Task material.
+ + + + +
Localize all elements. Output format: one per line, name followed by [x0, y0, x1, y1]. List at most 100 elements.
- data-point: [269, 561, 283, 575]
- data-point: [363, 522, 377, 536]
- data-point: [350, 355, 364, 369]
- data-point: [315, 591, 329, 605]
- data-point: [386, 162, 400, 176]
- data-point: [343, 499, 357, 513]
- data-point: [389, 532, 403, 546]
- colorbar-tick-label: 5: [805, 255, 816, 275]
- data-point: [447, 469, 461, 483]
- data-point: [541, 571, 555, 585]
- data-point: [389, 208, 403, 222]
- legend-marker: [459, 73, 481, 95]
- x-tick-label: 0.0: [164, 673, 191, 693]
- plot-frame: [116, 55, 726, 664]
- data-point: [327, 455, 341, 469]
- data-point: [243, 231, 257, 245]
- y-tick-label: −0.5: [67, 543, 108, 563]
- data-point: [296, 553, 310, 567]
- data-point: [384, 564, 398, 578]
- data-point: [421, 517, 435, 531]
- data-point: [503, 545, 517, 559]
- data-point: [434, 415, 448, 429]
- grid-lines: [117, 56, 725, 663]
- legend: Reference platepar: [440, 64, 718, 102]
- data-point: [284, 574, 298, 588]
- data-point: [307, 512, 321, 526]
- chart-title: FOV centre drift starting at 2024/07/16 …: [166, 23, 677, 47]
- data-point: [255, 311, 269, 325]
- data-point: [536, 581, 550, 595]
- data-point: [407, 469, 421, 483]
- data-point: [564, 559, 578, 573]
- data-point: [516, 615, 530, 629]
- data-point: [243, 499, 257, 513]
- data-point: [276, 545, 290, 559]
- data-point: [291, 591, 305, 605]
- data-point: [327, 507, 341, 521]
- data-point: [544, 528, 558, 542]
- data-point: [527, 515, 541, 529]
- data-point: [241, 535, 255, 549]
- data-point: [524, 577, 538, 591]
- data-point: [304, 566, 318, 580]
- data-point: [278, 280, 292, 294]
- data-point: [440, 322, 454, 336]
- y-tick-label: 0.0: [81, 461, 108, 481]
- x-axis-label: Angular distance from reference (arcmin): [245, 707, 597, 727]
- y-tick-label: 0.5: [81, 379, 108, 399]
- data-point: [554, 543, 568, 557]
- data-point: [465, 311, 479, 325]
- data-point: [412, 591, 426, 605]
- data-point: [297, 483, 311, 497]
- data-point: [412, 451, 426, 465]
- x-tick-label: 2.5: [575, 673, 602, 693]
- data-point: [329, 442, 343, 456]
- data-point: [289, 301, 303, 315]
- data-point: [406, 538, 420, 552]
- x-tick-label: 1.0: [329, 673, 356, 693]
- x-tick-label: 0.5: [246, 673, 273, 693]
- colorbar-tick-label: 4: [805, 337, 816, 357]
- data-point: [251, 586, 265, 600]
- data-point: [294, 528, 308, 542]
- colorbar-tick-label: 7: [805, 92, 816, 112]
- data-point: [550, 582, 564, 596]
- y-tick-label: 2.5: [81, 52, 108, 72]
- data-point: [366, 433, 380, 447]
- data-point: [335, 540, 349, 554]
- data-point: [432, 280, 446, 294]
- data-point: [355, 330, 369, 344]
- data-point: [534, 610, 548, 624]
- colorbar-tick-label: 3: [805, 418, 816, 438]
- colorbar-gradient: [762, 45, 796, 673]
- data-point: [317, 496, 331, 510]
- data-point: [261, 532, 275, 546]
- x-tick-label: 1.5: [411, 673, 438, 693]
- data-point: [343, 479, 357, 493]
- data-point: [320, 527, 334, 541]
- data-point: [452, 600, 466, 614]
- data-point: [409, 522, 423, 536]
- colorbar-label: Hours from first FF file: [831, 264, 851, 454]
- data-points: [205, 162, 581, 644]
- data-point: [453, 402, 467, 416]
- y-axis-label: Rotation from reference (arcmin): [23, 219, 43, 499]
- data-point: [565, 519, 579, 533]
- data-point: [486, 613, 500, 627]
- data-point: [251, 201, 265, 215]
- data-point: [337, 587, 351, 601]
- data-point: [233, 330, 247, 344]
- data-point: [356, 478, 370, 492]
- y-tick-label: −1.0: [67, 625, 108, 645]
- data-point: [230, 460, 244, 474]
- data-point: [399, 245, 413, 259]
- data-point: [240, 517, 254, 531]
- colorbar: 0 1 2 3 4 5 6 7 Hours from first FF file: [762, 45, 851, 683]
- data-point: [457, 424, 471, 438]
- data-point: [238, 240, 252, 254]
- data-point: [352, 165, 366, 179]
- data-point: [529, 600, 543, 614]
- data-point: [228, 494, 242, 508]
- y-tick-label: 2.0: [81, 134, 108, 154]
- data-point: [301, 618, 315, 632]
+ + + + +
Aim of the exercise. Can you recast every row above as a JSON list of strings, with one string per line and any blank lines omitted?

Result for this task.
[
  "Localize all elements. Output format: one per line, name followed by [x0, y0, x1, y1]. List at most 100 elements.",
  "- data-point: [269, 561, 283, 575]",
  "- data-point: [363, 522, 377, 536]",
  "- data-point: [350, 355, 364, 369]",
  "- data-point: [315, 591, 329, 605]",
  "- data-point: [386, 162, 400, 176]",
  "- data-point: [343, 499, 357, 513]",
  "- data-point: [389, 532, 403, 546]",
  "- colorbar-tick-label: 5: [805, 255, 816, 275]",
  "- data-point: [447, 469, 461, 483]",
  "- data-point: [541, 571, 555, 585]",
  "- data-point: [389, 208, 403, 222]",
  "- legend-marker: [459, 73, 481, 95]",
  "- x-tick-label: 0.0: [164, 673, 191, 693]",
  "- plot-frame: [116, 55, 726, 664]",
  "- data-point: [327, 455, 341, 469]",
  "- data-point: [243, 231, 257, 245]",
  "- y-tick-label: −0.5: [67, 543, 108, 563]",
  "- data-point: [296, 553, 310, 567]",
  "- data-point: [384, 564, 398, 578]",
  "- data-point: [421, 517, 435, 531]",
  "- data-point: [503, 545, 517, 559]",
  "- data-point: [434, 415, 448, 429]",
  "- grid-lines: [117, 56, 725, 663]",
  "- legend: Reference platepar: [440, 64, 718, 102]",
  "- data-point: [284, 574, 298, 588]",
  "- data-point: [307, 512, 321, 526]",
  "- chart-title: FOV centre drift starting at 2024/07/16 …: [166, 23, 677, 47]",
  "- data-point: [255, 311, 269, 325]",
  "- data-point: [536, 581, 550, 595]",
  "- data-point: [407, 469, 421, 483]",
  "- data-point: [564, 559, 578, 573]",
  "- data-point: [516, 615, 530, 629]",
  "- data-point: [243, 499, 257, 513]",
  "- data-point: [276, 545, 290, 559]",
  "- data-point: [291, 591, 305, 605]",
  "- data-point: [327, 507, 341, 521]",
  "- data-point: [544, 528, 558, 542]",
  "- data-point: [527, 515, 541, 529]",
  "- data-point: [241, 535, 255, 549]",
  "- data-point: [524, 577, 538, 591]",
  "- data-point: [304, 566, 318, 580]",
  "- data-point: [278, 280, 292, 294]",
  "- data-point: [440, 322, 454, 336]",
  "- y-tick-label: 0.0: [81, 461, 108, 481]",
  "- x-axis-label: Angular distance from reference (arcmin): [245, 707, 597, 727]",
  "- y-tick-label: 0.5: [81, 379, 108, 399]",
  "- data-point: [554, 543, 568, 557]",
  "- data-point: [465, 311, 479, 325]",
  "- data-point: [412, 591, 426, 605]",
  "- data-point: [297, 483, 311, 497]",
  "- data-point: [412, 451, 426, 465]",
  "- x-tick-label: 2.5: [575, 673, 602, 693]",
  "- data-point: [329, 442, 343, 456]",
  "- data-point: [289, 301, 303, 315]",
  "- data-point: [406, 538, 420, 552]",
  "- x-tick-label: 1.0: [329, 673, 356, 693]",
  "- x-tick-label: 0.5: [246, 673, 273, 693]",
  "- colorbar-tick-label: 4: [805, 337, 816, 357]",
  "- data-point: [251, 586, 265, 600]",
  "- data-point: [294, 528, 308, 542]",
  "- colorbar-tick-label: 7: [805, 92, 816, 112]",
  "- data-point: [550, 582, 564, 596]",
  "- y-tick-label: 2.5: [81, 52, 108, 72]",
  "- data-point: [366, 433, 380, 447]",
  "- data-point: [335, 540, 349, 554]",
  "- data-point: [432, 280, 446, 294]",
  "- data-point: [355, 330, 369, 344]",
  "- data-point: [534, 610, 548, 624]",
  "- colorbar-tick-label: 3: [805, 418, 816, 438]",
  "- colorbar-gradient: [762, 45, 796, 673]",
  "- data-point: [317, 496, 331, 510]",
  "- data-point: [261, 532, 275, 546]",
  "- x-tick-label: 1.5: [411, 673, 438, 693]",
  "- data-point: [343, 479, 357, 493]",
  "- data-point: [320, 527, 334, 541]",
  "- data-point: [452, 600, 466, 614]",
  "- data-point: [409, 522, 423, 536]",
  "- colorbar-label: Hours from first FF file: [831, 264, 851, 454]",
  "- data-points: [205, 162, 581, 644]",
  "- data-point: [453, 402, 467, 416]",
  "- y-axis-label: Rotation from reference (arcmin): [23, 219, 43, 499]",
  "- data-point: [565, 519, 579, 533]",
  "- data-point: [486, 613, 500, 627]",
  "- data-point: [251, 201, 265, 215]",
  "- data-point: [337, 587, 351, 601]",
  "- data-point: [233, 330, 247, 344]",
  "- data-point: [356, 478, 370, 492]",
  "- y-tick-label: −1.0: [67, 625, 108, 645]",
  "- data-point: [230, 460, 244, 474]",
  "- data-point: [399, 245, 413, 259]",
  "- data-point: [240, 517, 254, 531]",
  "- colorbar: 0 1 2 3 4 5 6 7 Hours from first FF file: [762, 45, 851, 683]",
  "- data-point: [457, 424, 471, 438]",
  "- data-point: [238, 240, 252, 254]",
  "- data-point: [352, 165, 366, 179]",
  "- data-point: [529, 600, 543, 614]",
  "- data-point: [228, 494, 242, 508]",
  "- y-tick-label: 2.0: [81, 134, 108, 154]",
  "- data-point: [301, 618, 315, 632]"
]